> _THE PROBLEM_: Each of the entries should be retyped precisely as it appears.

> _DATA PROVIDED_:
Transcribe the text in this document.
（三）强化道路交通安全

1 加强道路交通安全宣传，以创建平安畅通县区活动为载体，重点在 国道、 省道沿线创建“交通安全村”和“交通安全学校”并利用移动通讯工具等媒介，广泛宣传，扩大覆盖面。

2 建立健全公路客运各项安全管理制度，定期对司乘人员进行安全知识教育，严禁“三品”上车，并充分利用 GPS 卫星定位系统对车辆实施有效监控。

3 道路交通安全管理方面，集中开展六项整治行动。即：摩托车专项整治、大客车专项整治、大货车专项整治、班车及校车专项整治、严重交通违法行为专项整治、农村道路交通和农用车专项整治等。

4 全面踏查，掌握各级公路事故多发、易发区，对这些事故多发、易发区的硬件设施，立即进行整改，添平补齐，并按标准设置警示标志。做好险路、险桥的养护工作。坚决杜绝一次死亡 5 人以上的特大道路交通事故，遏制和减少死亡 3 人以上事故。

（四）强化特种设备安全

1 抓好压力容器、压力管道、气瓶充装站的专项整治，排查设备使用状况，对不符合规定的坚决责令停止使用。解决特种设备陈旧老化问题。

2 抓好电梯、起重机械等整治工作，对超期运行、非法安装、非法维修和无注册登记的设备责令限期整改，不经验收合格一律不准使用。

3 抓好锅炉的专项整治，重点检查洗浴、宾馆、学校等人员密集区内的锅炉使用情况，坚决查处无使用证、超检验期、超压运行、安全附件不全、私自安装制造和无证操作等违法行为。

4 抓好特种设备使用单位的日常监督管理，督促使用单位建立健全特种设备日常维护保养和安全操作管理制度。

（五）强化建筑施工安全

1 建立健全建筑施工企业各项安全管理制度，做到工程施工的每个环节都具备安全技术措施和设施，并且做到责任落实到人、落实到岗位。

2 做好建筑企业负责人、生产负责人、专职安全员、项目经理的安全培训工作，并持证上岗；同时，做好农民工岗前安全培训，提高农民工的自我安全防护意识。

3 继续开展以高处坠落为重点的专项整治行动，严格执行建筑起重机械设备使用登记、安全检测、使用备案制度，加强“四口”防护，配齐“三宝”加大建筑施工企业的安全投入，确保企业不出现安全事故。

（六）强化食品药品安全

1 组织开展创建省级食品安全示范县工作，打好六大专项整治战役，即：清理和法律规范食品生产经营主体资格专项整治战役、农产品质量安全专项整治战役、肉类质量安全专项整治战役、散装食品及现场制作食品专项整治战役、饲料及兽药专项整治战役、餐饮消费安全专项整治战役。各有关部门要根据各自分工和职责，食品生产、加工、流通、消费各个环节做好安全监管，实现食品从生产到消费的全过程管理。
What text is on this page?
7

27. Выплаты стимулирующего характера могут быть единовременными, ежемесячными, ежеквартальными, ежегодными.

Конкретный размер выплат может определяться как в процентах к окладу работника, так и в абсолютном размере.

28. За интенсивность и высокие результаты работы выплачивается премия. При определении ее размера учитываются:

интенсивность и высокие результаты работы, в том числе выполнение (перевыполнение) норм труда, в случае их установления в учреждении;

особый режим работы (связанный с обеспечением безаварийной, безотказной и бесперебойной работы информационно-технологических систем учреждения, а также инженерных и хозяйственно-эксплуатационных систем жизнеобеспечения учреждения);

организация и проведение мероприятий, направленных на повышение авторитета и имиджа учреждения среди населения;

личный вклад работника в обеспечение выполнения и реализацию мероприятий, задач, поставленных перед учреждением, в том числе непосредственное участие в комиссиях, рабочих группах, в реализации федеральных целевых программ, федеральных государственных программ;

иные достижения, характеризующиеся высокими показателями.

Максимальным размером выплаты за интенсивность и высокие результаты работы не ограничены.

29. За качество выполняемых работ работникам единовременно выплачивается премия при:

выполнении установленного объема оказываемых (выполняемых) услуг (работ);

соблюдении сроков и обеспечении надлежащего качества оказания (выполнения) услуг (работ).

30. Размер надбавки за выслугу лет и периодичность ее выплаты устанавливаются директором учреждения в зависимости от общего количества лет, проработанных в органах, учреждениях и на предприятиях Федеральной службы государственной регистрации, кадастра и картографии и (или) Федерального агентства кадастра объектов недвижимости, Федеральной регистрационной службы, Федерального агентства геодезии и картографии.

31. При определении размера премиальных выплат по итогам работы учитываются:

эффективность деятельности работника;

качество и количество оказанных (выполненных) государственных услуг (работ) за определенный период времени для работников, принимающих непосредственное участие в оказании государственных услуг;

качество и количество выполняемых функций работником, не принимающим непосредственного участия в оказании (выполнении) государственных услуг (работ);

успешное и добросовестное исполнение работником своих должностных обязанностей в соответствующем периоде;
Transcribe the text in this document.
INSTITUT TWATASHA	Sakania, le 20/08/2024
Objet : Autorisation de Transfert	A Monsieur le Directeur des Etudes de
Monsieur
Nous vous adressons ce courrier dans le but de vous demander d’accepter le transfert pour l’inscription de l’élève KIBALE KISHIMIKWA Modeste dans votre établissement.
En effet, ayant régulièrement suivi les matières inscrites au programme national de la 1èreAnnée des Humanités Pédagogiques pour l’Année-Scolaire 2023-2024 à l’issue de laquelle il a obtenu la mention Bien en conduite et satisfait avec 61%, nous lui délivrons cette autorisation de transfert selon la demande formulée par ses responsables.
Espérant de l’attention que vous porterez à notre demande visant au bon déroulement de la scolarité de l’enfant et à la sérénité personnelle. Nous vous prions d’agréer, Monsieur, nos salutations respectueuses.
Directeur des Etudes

> _THE ANSWER_:
Transcribe the text in this document.
（三）强化道路交通安全

1 加强道路交通安全宣传，以创建平安畅通县区活动为载体，重点在 国道、 省道沿线创建“交通安全村”和“交通安全学校”并利用移动通讯工具等媒介，广泛宣传，扩大覆盖面。

2 建立健全公路客运各项安全管理制度，定期对司乘人员进行安全知识教育，严禁“三品”上车，并充分利用 GPS 卫星定位系统对车辆实施有效监控。

3 道路交通安全管理方面，集中开展六项整治行动。即：摩托车专项整治、大客车专项整治、大货车专项整治、班车及校车专项整治、严重交通违法行为专项整治、农村道路交通和农用车专项整治等。

4 全面踏查，掌握各级公路事故多发、易发区，对这些事故多发、易发区的硬件设施，立即进行整改，添平补齐，并按标准设置警示标志。做好险路、险桥的养护工作。坚决杜绝一次死亡 5 人以上的特大道路交通事故，遏制和减少死亡 3 人以上事故。

（四）强化特种设备安全

1 抓好压力容器、压力管道、气瓶充装站的专项整治，排查设备使用状况，对不符合规定的坚决责令停止使用。解决特种设备陈旧老化问题。

2 抓好电梯、起重机械等整治工作，对超期运行、非法安装、非法维修和无注册登记的设备责令限期整改，不经验收合格一律不准使用。

3 抓好锅炉的专项整治，重点检查洗浴、宾馆、学校等人员密集区内的锅炉使用情况，坚决查处无使用证、超检验期、超压运行、安全附件不全、私自安装制造和无证操作等违法行为。

4 抓好特种设备使用单位的日常监督管理，督促使用单位建立健全特种设备日常维护保养和安全操作管理制度。

（五）强化建筑施工安全

1 建立健全建筑施工企业各项安全管理制度，做到工程施工的每个环节都具备安全技术措施和设施，并且做到责任落实到人、落实到岗位。

2 做好建筑企业负责人、生产负责人、专职安全员、项目经理的安全培训工作，并持证上岗；同时，做好农民工岗前安全培训，提高农民工的自我安全防护意识。

3 继续开展以高处坠落为重点的专项整治行动，严格执行建筑起重机械设备使用登记、安全检测、使用备案制度，加强“四口”防护，配齐“三宝”加大建筑施工企业的安全投入，确保企业不出现安全事故。

（六）强化食品药品安全

1 组织开展创建省级食品安全示范县工作，打好六大专项整治战役，即：清理和法律规范食品生产经营主体资格专项整治战役、农产品质量安全专项整治战役、肉类质量安全专项整治战役、散装食品及现场制作食品专项整治战役、饲料及兽药专项整治战役、餐饮消费安全专项整治战役。各有关部门要根据各自分工和职责，食品生产、加工、流通、消费各个环节做好安全监管，实现食品从生产到消费的全过程管理。
What text is on this page?
7

27. Выплаты стимулирующего характера могут быть единовременными, ежемесячными, ежеквартальными, ежегодными.

Конкретный размер выплат может определяться как в процентах к окладу работника, так и в абсолютном размере.

28. За интенсивность и высокие результаты работы выплачивается премия. При определении ее размера учитываются:

интенсивность и высокие результаты работы, в том числе выполнение (перевыполнение) норм труда, в случае их установления в учреждении;

особый режим работы (связанный с обеспечением безаварийной, безотказной и бесперебойной работы информационно-технологических систем учреждения, а также инженерных и хозяйственно-эксплуатационных систем жизнеобеспечения учреждения);

организация и проведение мероприятий, направленных на повышение авторитета и имиджа учреждения среди населения;

личный вклад работника в обеспечение выполнения и реализацию мероприятий, задач, поставленных перед учреждением, в том числе непосредственное участие в комиссиях, рабочих группах, в реализации федеральных целевых программ, федеральных государственных программ;

иные достижения, характеризующиеся высокими показателями.

Максимальным размером выплаты за интенсивность и высокие результаты работы не ограничены.

29. За качество выполняемых работ работникам единовременно выплачивается премия при:

выполнении установленного объема оказываемых (выполняемых) услуг (работ);

соблюдении сроков и обеспечении надлежащего качества оказания (выполнения) услуг (работ).

30. Размер надбавки за выслугу лет и периодичность ее выплаты устанавливаются директором учреждения в зависимости от общего количества лет, проработанных в органах, учреждениях и на предприятиях Федеральной службы государственной регистрации, кадастра и картографии и (или) Федерального агентства кадастра объектов недвижимости, Федеральной регистрационной службы, Федерального агентства геодезии и картографии.

31. При определении размера премиальных выплат по итогам работы учитываются:

эффективность деятельности работника;

качество и количество оказанных (выполненных) государственных услуг (работ) за определенный период времени для работников, принимающих непосредственное участие в оказании государственных услуг;

качество и количество выполняемых функций работником, не принимающим непосредственного участия в оказании (выполнении) государственных услуг (работ);

успешное и добросовестное исполнение работником своих должностных обязанностей в соответствующем периоде;
Transcribe the text in this document.
INSTITUT TWATASHA	Sakania, le 20/08/2024
Objet : Autorisation de Transfert	A Monsieur le Directeur des Etudes de
Monsieur
Nous vous adressons ce courrier dans le but de vous demander d’accepter le transfert pour l’inscription de l’élève KIBALE KISHIMIKWA Modeste dans votre établissement.
En effet, ayant régulièrement suivi les matières inscrites au programme national de la 1èreAnnée des Humanités Pédagogiques pour l’Année-Scolaire 2023-2024 à l’issue de laquelle il a obtenu la mention Bien en conduite et satisfait avec 61%, nous lui délivrons cette autorisation de transfert selon la demande formulée par ses responsables.
Espérant de l’attention que vous porterez à notre demande visant au bon déroulement de la scolarité de l’enfant et à la sérénité personnelle. Nous vous prions d’agréer, Monsieur, nos salutations respectueuses.
Directeur des Etudes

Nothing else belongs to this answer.